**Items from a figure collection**
· · · · ·
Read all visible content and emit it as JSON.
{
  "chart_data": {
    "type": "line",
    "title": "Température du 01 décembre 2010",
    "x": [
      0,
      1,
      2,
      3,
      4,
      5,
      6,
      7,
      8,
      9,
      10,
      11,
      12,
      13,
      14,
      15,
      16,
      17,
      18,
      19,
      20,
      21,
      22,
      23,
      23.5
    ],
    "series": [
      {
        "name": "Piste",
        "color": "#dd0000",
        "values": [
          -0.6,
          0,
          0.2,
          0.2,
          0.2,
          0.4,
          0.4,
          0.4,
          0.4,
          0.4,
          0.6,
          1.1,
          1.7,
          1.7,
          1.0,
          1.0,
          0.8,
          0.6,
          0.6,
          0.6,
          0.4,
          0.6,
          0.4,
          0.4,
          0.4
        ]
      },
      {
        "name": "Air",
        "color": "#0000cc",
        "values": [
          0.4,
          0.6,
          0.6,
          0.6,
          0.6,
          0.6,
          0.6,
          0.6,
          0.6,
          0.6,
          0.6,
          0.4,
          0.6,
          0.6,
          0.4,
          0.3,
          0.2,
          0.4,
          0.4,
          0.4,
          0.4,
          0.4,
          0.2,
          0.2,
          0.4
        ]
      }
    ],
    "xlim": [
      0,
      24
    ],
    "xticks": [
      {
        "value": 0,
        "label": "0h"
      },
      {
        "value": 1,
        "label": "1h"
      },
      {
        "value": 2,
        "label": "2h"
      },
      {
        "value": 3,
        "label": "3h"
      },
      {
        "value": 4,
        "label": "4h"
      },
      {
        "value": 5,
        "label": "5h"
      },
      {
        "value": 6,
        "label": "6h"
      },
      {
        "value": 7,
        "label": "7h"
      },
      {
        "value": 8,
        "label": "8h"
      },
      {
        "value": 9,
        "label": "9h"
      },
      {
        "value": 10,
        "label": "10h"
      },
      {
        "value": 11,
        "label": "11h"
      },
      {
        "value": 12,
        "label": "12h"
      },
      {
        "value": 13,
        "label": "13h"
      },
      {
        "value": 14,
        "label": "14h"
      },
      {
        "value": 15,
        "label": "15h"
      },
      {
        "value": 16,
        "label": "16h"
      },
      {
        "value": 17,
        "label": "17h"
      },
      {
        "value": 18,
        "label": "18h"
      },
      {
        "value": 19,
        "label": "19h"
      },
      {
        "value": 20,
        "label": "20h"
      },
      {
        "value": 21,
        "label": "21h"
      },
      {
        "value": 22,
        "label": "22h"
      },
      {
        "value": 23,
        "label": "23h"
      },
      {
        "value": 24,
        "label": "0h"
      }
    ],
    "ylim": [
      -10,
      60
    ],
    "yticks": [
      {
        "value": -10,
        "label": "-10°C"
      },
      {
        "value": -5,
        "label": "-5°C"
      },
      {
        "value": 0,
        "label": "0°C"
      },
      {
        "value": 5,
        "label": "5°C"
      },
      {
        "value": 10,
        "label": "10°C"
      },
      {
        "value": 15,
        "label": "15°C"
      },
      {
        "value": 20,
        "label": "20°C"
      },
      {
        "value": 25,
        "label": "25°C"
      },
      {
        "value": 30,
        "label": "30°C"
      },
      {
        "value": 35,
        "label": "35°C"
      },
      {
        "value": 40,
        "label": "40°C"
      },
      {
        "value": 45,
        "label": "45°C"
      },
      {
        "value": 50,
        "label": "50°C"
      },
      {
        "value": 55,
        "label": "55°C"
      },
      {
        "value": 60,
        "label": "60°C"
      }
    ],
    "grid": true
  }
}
· · · · ·
**EXERCISE GOAL**
Return each line of the data exactly as written above.

**FINAL ANSWER**
Read all visible content and emit it as JSON.
{
  "chart_data": {
    "type": "line",
    "title": "Température du 01 décembre 2010",
    "x": [
      0,
      1,
      2,
      3,
      4,
      5,
      6,
      7,
      8,
      9,
      10,
      11,
      12,
      13,
      14,
      15,
      16,
      17,
      18,
      19,
      20,
      21,
      22,
      23,
      23.5
    ],
    "series": [
      {
        "name": "Piste",
        "color": "#dd0000",
        "values": [
          -0.6,
          0,
          0.2,
          0.2,
          0.2,
          0.4,
          0.4,
          0.4,
          0.4,
          0.4,
          0.6,
          1.1,
          1.7,
          1.7,
          1.0,
          1.0,
          0.8,
          0.6,
          0.6,
          0.6,
          0.4,
          0.6,
          0.4,
          0.4,
          0.4
        ]
      },
      {
        "name": "Air",
        "color": "#0000cc",
        "values": [
          0.4,
          0.6,
          0.6,
          0.6,
          0.6,
          0.6,
          0.6,
          0.6,
          0.6,
          0.6,
          0.6,
          0.4,
          0.6,
          0.6,
          0.4,
          0.3,
          0.2,
          0.4,
          0.4,
          0.4,
          0.4,
          0.4,
          0.2,
          0.2,
          0.4
        ]
      }
    ],
    "xlim": [
      0,
      24
    ],
    "xticks": [
      {
        "value": 0,
        "label": "0h"
      },
      {
        "value": 1,
        "label": "1h"
      },
      {
        "value": 2,
        "label": "2h"
      },
      {
        "value": 3,
        "label": "3h"
      },
      {
        "value": 4,
        "label": "4h"
      },
      {
        "value": 5,
        "label": "5h"
      },
      {
        "value": 6,
        "label": "6h"
      },
      {
        "value": 7,
        "label": "7h"
      },
      {
        "value": 8,
        "label": "8h"
      },
      {
        "value": 9,
        "label": "9h"
      },
      {
        "value": 10,
        "label": "10h"
      },
      {
        "value": 11,
        "label": "11h"
      },
      {
        "value": 12,
        "label": "12h"
      },
      {
        "value": 13,
        "label": "13h"
      },
      {
        "value": 14,
        "label": "14h"
      },
      {
        "value": 15,
        "label": "15h"
      },
      {
        "value": 16,
        "label": "16h"
      },
      {
        "value": 17,
        "label": "17h"
      },
      {
        "value": 18,
        "label": "18h"
      },
      {
        "value": 19,
        "label": "19h"
      },
      {
        "value": 20,
        "label": "20h"
      },
      {
        "value": 21,
        "label": "21h"
      },
      {
        "value": 22,
        "label": "22h"
      },
      {
        "value": 23,
        "label": "23h"
      },
      {
        "value": 24,
        "label": "0h"
      }
    ],
    "ylim": [
      -10,
      60
    ],
    "yticks": [
      {
        "value": -10,
        "label": "-10°C"
      },
      {
        "value": -5,
        "label": "-5°C"
      },
      {
        "value": 0,
        "label": "0°C"
      },
      {
        "value": 5,
        "label": "5°C"
      },
      {
        "value": 10,
        "label": "10°C"
      },
      {
        "value": 15,
        "label": "15°C"
      },
      {
        "value": 20,
        "label": "20°C"
      },
      {
        "value": 25,
        "label": "25°C"
      },
      {
        "value": 30,
        "label": "30°C"
      },
      {
        "value": 35,
        "label": "35°C"
      },
      {
        "value": 40,
        "label": "40°C"
      },
      {
        "value": 45,
        "label": "45°C"
      },
      {
        "value": 50,
        "label": "50°C"
      },
      {
        "value": 55,
        "label": "55°C"
      },
      {
        "value": 60,
        "label": "60°C"
      }
    ],
    "grid": true
  }
}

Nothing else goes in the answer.